→ **Task statement**
Copy all of the material exactly. Pictures are not to appear in the copy.

→ **The input**
>>

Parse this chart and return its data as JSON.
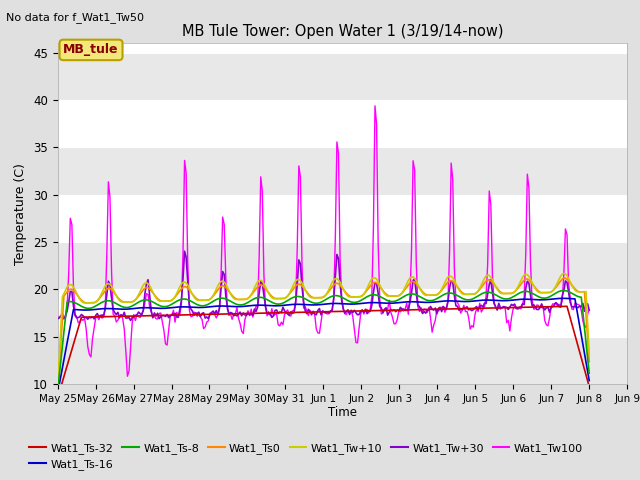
{
  "title": "MB Tule Tower: Open Water 1 (3/19/14-now)",
  "top_left_text": "No data for f_Wat1_Tw50",
  "xlabel": "Time",
  "ylabel": "Temperature (C)",
  "ylim": [
    10,
    46
  ],
  "yticks": [
    10,
    15,
    20,
    25,
    30,
    35,
    40,
    45
  ],
  "xtick_labels": [
    "May 25",
    "May 26",
    "May 27",
    "May 28",
    "May 29",
    "May 30",
    "May 31",
    "Jun 1",
    "Jun 2",
    "Jun 3",
    "Jun 4",
    "Jun 5",
    "Jun 6",
    "Jun 7",
    "Jun 8",
    "Jun 9"
  ],
  "legend_box_text": "MB_tule",
  "legend_box_facecolor": "#f5e87a",
  "legend_box_edgecolor": "#b8a000",
  "legend_box_textcolor": "#8b0000",
  "bg_color": "#e0e0e0",
  "plot_bg_color": "#ffffff",
  "band_color": "#e8e8e8",
  "series_colors": {
    "Wat1_Ts-32": "#cc0000",
    "Wat1_Ts-16": "#0000cc",
    "Wat1_Ts-8": "#00aa00",
    "Wat1_Ts0": "#ff8800",
    "Wat1_Tw+10": "#cccc00",
    "Wat1_Tw+30": "#8800cc",
    "Wat1_Tw100": "#ff00ff"
  },
  "n_points": 336,
  "days": 14,
  "base_temp": 17.0,
  "trend": 0.09
}
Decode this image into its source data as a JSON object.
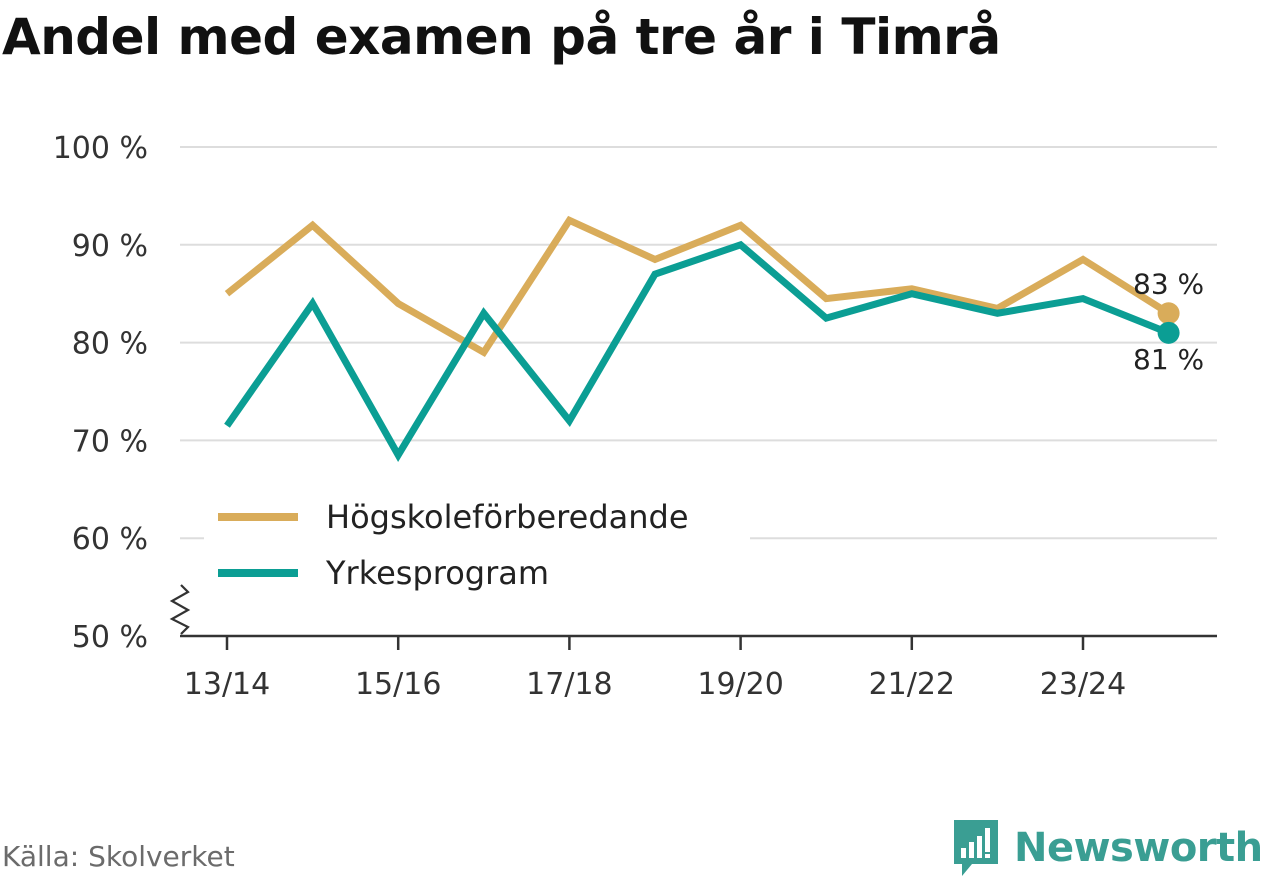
{
  "title": "Andel med examen på tre år i Timrå",
  "source": "Källa: Skolverket",
  "brand": {
    "name": "Newsworthy",
    "icon": "bar-chart-logo-icon",
    "color": "#3a9e93"
  },
  "chart_data": {
    "type": "line",
    "title": "Andel med examen på tre år i Timrå",
    "xlabel": "",
    "ylabel": "",
    "x": [
      "13/14",
      "14/15",
      "15/16",
      "16/17",
      "17/18",
      "18/19",
      "19/20",
      "20/21",
      "21/22",
      "22/23",
      "23/24",
      "24/25"
    ],
    "x_tick_labels": [
      "13/14",
      "15/16",
      "17/18",
      "19/20",
      "21/22",
      "23/24"
    ],
    "ylim": [
      50,
      100
    ],
    "y_ticks": [
      50,
      60,
      70,
      80,
      90,
      100
    ],
    "y_tick_labels": [
      "50 %",
      "60 %",
      "70 %",
      "80 %",
      "90 %",
      "100 %"
    ],
    "grid": true,
    "y_axis_break": true,
    "legend_position": "bottom-left",
    "series": [
      {
        "name": "Högskoleförberedande",
        "color": "#d9ac5a",
        "values": [
          85,
          92,
          84,
          79,
          92.5,
          88.5,
          92,
          84.5,
          85.5,
          83.5,
          88.5,
          83
        ],
        "end_label": "83 %"
      },
      {
        "name": "Yrkesprogram",
        "color": "#0b9e94",
        "values": [
          71.5,
          84,
          68.5,
          83,
          72,
          87,
          90,
          82.5,
          85,
          83,
          84.5,
          81
        ],
        "end_label": "81 %"
      }
    ]
  }
}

<<

→ **Result of this exercise**
Parse this chart and return its data as JSON.
{
  "title": "MB Tule Tower: Open Water 1 (3/19/14-now)",
  "top_left_text": "No data for f_Wat1_Tw50",
  "xlabel": "Time",
  "ylabel": "Temperature (C)",
  "ylim": [
    10,
    46
  ],
  "yticks": [
    10,
    15,
    20,
    25,
    30,
    35,
    40,
    45
  ],
  "xtick_labels": [
    "May 25",
    "May 26",
    "May 27",
    "May 28",
    "May 29",
    "May 30",
    "May 31",
    "Jun 1",
    "Jun 2",
    "Jun 3",
    "Jun 4",
    "Jun 5",
    "Jun 6",
    "Jun 7",
    "Jun 8",
    "Jun 9"
  ],
  "legend_box_text": "MB_tule",
  "legend_box_facecolor": "#f5e87a",
  "legend_box_edgecolor": "#b8a000",
  "legend_box_textcolor": "#8b0000",
  "bg_color": "#e0e0e0",
  "plot_bg_color": "#ffffff",
  "band_color": "#e8e8e8",
  "series_colors": {
    "Wat1_Ts-32": "#cc0000",
    "Wat1_Ts-16": "#0000cc",
    "Wat1_Ts-8": "#00aa00",
    "Wat1_Ts0": "#ff8800",
    "Wat1_Tw+10": "#cccc00",
    "Wat1_Tw+30": "#8800cc",
    "Wat1_Tw100": "#ff00ff"
  },
  "n_points": 336,
  "days": 14,
  "base_temp": 17.0,
  "trend": 0.09
}
Decode this image into its source data as a JSON object.
{
  "title": "Andel med examen på tre år i Timrå",
  "source": "Källa: Skolverket",
  "brand": {
    "name": "Newsworthy",
    "icon": "bar-chart-logo-icon",
    "color": "#3a9e93"
  },
  "chart_data": {
    "type": "line",
    "title": "Andel med examen på tre år i Timrå",
    "xlabel": "",
    "ylabel": "",
    "x": [
      "13/14",
      "14/15",
      "15/16",
      "16/17",
      "17/18",
      "18/19",
      "19/20",
      "20/21",
      "21/22",
      "22/23",
      "23/24",
      "24/25"
    ],
    "x_tick_labels": [
      "13/14",
      "15/16",
      "17/18",
      "19/20",
      "21/22",
      "23/24"
    ],
    "ylim": [
      50,
      100
    ],
    "y_ticks": [
      50,
      60,
      70,
      80,
      90,
      100
    ],
    "y_tick_labels": [
      "50 %",
      "60 %",
      "70 %",
      "80 %",
      "90 %",
      "100 %"
    ],
    "grid": true,
    "y_axis_break": true,
    "legend_position": "bottom-left",
    "series": [
      {
        "name": "Högskoleförberedande",
        "color": "#d9ac5a",
        "values": [
          85,
          92,
          84,
          79,
          92.5,
          88.5,
          92,
          84.5,
          85.5,
          83.5,
          88.5,
          83
        ],
        "end_label": "83 %"
      },
      {
        "name": "Yrkesprogram",
        "color": "#0b9e94",
        "values": [
          71.5,
          84,
          68.5,
          83,
          72,
          87,
          90,
          82.5,
          85,
          83,
          84.5,
          81
        ],
        "end_label": "81 %"
      }
    ]
  }
}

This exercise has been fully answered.